● **Written request**:
From the listing below, pull out every line where the string "letter" appears.

● **Material provided**:
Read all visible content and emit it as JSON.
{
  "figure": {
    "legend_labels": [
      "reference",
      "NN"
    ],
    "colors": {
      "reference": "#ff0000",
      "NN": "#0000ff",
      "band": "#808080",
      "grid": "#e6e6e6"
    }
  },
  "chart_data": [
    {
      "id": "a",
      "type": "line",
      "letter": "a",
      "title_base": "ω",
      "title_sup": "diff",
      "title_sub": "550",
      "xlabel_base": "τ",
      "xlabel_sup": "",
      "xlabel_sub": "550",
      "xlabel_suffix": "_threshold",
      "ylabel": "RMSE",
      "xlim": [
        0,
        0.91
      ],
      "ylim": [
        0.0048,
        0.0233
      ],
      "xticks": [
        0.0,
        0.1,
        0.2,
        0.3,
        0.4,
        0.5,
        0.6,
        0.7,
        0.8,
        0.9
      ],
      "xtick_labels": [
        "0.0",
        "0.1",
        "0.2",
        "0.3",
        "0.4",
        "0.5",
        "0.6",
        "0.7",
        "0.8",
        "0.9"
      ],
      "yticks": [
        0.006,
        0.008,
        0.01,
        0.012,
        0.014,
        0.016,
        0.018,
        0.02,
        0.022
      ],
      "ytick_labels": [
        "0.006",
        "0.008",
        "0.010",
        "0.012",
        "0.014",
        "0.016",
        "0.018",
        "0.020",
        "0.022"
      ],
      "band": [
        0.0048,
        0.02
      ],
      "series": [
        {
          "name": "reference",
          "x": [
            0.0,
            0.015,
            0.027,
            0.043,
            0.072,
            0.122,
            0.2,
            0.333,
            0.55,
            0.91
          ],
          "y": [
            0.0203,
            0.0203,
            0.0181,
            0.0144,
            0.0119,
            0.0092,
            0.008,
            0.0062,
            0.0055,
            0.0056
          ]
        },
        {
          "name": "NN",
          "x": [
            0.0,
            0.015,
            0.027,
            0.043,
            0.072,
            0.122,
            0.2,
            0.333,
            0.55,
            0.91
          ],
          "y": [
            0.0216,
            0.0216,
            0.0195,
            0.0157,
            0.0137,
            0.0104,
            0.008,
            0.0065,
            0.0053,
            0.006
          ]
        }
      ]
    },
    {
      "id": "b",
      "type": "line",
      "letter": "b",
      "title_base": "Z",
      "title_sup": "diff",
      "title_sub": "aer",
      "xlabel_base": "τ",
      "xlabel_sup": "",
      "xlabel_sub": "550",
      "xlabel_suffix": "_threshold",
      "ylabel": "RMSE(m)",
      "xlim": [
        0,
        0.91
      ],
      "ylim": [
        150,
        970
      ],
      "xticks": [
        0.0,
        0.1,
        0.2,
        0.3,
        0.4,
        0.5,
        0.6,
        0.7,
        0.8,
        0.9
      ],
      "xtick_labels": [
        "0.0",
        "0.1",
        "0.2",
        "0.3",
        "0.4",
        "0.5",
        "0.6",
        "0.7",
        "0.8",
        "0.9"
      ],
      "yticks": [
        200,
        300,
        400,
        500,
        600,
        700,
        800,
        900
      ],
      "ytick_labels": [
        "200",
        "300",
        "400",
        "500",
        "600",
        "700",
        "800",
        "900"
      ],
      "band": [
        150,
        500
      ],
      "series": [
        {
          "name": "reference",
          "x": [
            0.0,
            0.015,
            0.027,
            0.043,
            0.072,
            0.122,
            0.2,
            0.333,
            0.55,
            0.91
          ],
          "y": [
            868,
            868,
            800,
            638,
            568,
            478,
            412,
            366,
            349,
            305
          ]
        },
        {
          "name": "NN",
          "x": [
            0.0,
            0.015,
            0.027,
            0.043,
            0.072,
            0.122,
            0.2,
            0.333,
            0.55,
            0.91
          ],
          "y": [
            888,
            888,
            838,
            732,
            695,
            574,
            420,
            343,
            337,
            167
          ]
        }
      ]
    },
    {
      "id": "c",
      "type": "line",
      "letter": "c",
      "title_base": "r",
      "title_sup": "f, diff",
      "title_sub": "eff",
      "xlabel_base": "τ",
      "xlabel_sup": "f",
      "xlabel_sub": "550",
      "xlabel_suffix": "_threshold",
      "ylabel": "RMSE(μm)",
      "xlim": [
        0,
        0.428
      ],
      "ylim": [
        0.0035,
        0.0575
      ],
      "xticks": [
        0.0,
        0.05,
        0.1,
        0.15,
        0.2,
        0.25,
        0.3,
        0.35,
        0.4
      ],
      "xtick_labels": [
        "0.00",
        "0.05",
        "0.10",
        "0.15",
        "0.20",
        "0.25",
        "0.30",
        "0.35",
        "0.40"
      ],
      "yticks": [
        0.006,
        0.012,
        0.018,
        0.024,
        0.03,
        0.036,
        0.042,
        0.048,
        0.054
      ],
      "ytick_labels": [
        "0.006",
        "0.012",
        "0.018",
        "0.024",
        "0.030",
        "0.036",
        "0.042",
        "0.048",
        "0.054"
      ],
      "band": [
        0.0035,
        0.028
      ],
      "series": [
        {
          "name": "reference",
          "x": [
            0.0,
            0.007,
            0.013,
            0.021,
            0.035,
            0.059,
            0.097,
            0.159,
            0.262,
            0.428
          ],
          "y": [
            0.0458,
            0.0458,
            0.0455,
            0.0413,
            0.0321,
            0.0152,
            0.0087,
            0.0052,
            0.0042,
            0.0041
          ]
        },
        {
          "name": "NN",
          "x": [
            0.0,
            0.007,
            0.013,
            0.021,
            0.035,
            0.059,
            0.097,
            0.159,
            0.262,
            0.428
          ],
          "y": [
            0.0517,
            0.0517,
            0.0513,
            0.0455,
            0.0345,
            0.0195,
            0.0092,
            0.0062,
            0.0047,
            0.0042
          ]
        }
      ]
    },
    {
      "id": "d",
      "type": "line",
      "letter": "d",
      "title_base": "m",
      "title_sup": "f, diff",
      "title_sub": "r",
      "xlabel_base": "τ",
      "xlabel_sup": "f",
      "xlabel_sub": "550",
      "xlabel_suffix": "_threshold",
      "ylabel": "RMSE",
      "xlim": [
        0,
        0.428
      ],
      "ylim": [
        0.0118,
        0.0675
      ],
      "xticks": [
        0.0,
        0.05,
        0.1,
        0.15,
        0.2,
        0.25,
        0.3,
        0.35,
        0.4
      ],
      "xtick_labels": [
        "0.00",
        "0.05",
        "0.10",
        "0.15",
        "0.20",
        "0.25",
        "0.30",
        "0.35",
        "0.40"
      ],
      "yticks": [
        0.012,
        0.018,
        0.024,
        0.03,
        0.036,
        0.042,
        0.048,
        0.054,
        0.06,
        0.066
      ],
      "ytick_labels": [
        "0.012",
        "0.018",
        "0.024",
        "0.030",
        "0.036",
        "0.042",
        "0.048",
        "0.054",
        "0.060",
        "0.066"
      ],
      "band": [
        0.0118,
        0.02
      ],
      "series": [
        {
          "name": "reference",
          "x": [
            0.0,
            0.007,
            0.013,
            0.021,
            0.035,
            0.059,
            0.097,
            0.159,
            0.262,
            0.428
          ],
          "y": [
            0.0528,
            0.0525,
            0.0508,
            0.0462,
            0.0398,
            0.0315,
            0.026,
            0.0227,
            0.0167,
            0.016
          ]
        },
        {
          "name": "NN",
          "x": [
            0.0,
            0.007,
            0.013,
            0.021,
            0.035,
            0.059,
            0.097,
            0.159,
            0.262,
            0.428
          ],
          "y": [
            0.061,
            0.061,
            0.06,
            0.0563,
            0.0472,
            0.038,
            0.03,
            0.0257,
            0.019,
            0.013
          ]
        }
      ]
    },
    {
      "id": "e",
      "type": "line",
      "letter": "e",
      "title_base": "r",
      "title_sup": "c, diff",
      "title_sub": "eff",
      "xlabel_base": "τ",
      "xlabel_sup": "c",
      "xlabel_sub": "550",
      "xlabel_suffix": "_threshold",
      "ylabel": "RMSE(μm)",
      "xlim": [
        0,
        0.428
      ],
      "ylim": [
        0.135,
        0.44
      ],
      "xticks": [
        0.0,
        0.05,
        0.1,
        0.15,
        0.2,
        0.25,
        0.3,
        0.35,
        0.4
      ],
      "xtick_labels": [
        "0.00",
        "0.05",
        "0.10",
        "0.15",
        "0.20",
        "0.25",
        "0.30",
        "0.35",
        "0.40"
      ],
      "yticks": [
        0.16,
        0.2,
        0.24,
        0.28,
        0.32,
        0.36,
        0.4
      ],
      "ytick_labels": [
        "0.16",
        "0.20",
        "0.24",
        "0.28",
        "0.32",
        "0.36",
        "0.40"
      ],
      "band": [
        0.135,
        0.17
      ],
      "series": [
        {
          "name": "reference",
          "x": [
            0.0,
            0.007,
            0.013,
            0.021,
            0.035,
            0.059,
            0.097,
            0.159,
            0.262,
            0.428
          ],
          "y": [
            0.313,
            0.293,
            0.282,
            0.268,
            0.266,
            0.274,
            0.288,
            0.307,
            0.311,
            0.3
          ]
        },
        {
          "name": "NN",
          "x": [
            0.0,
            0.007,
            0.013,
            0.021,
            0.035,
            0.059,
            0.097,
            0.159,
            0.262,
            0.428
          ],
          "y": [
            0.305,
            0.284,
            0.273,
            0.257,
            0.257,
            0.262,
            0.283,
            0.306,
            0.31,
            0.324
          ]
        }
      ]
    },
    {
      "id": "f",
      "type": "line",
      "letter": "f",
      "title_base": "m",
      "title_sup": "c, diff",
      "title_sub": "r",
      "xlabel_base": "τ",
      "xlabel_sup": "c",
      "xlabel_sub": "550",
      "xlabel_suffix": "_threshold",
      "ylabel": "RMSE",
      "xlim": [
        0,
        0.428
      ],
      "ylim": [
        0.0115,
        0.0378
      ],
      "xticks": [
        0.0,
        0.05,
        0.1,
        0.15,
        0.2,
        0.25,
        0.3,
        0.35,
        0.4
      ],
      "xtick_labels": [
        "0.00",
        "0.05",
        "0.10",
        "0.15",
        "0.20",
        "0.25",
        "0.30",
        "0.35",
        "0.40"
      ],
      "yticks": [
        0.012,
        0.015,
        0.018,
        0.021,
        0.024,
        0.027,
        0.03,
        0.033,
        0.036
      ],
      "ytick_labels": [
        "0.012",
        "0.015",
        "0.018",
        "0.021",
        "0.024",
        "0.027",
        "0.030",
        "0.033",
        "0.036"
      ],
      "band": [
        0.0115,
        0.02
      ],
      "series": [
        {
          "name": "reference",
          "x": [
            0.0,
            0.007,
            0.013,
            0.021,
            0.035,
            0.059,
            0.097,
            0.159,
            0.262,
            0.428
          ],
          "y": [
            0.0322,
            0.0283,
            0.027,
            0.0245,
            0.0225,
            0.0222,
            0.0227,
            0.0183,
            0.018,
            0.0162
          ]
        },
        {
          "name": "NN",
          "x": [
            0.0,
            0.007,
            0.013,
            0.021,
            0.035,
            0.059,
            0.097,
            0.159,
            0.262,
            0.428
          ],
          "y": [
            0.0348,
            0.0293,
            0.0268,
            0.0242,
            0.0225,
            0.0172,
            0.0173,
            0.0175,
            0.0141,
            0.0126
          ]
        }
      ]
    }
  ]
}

● **The solution**:
      "letter": "a",
      "letter": "b",
      "letter": "c",
      "letter": "d",
      "letter": "e",
      "letter": "f",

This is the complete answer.